WHAT THE EXERCISE ASKS → Lines containing the string "Divisão" are to be counted; report the number and nothing more.

-- start --

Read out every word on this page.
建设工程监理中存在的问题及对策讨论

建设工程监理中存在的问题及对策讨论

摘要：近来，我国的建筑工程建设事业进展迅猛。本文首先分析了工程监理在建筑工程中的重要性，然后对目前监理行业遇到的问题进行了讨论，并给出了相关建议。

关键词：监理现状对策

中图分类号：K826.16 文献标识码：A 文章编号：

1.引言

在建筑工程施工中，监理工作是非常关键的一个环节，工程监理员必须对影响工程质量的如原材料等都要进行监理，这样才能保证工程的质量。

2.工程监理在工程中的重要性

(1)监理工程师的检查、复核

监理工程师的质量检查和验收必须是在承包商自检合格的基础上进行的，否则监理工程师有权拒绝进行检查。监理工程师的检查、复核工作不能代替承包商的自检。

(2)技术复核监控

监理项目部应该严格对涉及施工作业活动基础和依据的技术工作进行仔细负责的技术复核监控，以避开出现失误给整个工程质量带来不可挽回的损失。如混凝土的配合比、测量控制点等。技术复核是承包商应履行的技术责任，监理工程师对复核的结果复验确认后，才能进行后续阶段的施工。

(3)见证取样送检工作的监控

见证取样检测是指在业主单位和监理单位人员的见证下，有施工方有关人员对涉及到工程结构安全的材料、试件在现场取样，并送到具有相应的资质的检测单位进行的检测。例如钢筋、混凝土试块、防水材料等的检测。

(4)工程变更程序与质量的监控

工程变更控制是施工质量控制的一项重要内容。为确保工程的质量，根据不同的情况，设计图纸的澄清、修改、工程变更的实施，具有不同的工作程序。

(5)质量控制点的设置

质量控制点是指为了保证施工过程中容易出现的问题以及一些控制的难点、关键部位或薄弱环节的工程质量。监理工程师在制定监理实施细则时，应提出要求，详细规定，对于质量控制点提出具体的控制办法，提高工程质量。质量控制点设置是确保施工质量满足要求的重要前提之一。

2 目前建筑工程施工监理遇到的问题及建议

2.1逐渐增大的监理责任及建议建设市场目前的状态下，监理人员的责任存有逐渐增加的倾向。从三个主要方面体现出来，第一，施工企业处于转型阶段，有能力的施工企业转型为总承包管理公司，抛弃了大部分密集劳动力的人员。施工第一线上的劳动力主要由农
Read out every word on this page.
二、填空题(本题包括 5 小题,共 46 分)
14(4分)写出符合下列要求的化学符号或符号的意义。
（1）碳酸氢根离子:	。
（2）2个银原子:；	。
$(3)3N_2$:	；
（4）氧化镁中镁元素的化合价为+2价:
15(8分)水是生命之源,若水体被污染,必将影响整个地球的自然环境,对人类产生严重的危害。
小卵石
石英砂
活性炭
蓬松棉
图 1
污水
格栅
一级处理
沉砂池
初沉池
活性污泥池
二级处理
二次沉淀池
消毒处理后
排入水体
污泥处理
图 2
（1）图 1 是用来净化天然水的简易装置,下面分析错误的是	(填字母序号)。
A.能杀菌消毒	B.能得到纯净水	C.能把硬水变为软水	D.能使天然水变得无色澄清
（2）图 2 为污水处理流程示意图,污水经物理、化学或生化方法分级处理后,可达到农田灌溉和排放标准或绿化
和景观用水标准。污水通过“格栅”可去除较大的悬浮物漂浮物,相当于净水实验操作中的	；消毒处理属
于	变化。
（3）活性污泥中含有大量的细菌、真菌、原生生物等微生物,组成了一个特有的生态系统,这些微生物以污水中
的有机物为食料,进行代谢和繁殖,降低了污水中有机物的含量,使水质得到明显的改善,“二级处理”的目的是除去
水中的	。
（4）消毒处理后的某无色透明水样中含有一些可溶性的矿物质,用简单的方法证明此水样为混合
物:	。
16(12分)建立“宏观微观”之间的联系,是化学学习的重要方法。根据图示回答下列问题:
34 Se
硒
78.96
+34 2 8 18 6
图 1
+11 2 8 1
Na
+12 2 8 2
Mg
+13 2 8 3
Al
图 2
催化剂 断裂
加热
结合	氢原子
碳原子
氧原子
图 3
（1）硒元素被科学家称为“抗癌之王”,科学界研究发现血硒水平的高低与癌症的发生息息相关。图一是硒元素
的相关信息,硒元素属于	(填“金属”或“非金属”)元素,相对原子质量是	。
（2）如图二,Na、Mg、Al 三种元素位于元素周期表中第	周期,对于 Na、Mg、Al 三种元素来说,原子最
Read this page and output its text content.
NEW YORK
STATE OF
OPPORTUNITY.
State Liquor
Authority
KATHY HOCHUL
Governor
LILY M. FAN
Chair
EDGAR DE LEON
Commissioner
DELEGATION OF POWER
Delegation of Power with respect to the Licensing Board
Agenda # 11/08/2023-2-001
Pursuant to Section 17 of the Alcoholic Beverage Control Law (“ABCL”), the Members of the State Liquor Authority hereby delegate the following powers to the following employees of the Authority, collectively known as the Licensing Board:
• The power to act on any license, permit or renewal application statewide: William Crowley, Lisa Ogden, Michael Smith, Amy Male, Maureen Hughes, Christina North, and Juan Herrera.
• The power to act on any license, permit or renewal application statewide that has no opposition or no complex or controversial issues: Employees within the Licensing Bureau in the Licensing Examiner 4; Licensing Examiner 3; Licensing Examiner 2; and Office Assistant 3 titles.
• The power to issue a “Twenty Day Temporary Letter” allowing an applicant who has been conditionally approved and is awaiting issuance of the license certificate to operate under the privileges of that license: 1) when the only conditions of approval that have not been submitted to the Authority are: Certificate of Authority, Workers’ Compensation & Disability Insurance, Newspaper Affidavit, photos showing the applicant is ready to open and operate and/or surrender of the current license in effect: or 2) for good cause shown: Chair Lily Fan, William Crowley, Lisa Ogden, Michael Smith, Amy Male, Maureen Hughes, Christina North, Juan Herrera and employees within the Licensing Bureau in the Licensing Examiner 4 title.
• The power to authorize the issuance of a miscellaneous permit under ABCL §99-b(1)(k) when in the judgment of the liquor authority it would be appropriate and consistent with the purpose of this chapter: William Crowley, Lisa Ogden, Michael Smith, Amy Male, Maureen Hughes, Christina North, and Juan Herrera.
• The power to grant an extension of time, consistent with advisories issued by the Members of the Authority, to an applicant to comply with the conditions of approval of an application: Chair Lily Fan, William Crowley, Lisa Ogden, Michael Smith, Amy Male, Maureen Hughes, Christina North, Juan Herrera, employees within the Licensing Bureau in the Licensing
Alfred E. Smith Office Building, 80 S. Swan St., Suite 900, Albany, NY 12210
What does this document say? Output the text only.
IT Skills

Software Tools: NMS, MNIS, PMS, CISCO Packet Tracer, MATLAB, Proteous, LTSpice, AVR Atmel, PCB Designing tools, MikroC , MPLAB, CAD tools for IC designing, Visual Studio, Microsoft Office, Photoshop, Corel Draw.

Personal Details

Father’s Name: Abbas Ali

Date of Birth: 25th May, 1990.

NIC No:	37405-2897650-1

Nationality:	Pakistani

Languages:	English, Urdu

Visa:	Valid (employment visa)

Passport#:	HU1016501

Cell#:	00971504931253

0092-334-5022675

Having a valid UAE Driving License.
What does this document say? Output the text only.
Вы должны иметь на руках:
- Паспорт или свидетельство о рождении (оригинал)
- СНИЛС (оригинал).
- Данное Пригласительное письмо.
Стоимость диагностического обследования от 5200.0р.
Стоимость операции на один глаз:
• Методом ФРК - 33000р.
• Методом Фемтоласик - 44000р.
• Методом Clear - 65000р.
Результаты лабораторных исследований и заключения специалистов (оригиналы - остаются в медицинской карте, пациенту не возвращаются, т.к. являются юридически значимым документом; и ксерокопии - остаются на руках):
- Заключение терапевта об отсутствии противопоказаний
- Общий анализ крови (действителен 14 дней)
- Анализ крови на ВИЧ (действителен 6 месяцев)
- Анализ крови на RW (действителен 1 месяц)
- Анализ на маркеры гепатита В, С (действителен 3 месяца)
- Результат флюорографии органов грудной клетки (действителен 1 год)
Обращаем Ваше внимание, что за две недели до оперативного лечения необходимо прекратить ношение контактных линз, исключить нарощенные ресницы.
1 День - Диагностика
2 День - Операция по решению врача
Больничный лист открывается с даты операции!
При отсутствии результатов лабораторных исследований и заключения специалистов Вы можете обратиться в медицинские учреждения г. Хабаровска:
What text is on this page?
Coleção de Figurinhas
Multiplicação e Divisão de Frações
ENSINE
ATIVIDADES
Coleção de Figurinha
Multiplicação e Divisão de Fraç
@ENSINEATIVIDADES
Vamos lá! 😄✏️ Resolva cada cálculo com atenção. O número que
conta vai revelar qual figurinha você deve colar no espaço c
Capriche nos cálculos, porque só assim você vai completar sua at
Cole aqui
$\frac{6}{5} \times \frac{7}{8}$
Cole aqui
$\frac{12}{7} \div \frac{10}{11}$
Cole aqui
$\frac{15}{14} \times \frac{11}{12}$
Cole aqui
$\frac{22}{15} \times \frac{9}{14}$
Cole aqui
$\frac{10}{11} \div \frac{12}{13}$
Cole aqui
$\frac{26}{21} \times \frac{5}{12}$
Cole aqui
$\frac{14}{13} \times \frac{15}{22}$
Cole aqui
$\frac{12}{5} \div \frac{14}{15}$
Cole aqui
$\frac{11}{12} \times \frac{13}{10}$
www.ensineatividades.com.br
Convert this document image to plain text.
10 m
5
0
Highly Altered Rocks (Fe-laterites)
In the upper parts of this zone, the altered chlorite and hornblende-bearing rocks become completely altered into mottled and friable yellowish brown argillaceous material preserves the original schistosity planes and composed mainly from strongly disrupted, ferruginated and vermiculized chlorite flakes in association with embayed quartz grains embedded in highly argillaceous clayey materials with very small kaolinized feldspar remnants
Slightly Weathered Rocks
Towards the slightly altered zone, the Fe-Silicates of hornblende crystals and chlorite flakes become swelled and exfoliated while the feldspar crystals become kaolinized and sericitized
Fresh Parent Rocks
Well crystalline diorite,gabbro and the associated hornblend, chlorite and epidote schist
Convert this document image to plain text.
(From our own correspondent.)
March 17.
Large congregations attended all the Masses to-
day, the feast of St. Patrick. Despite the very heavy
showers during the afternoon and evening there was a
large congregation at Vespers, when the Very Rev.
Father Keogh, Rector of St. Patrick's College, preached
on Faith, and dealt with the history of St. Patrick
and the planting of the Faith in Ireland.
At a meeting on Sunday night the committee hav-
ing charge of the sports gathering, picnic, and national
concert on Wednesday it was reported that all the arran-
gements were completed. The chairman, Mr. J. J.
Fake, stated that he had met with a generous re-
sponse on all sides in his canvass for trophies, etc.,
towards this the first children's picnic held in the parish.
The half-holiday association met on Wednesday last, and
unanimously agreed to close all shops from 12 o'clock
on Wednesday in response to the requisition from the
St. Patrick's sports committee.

-- end --

RESPONSE TO THIS EXERCISE → 2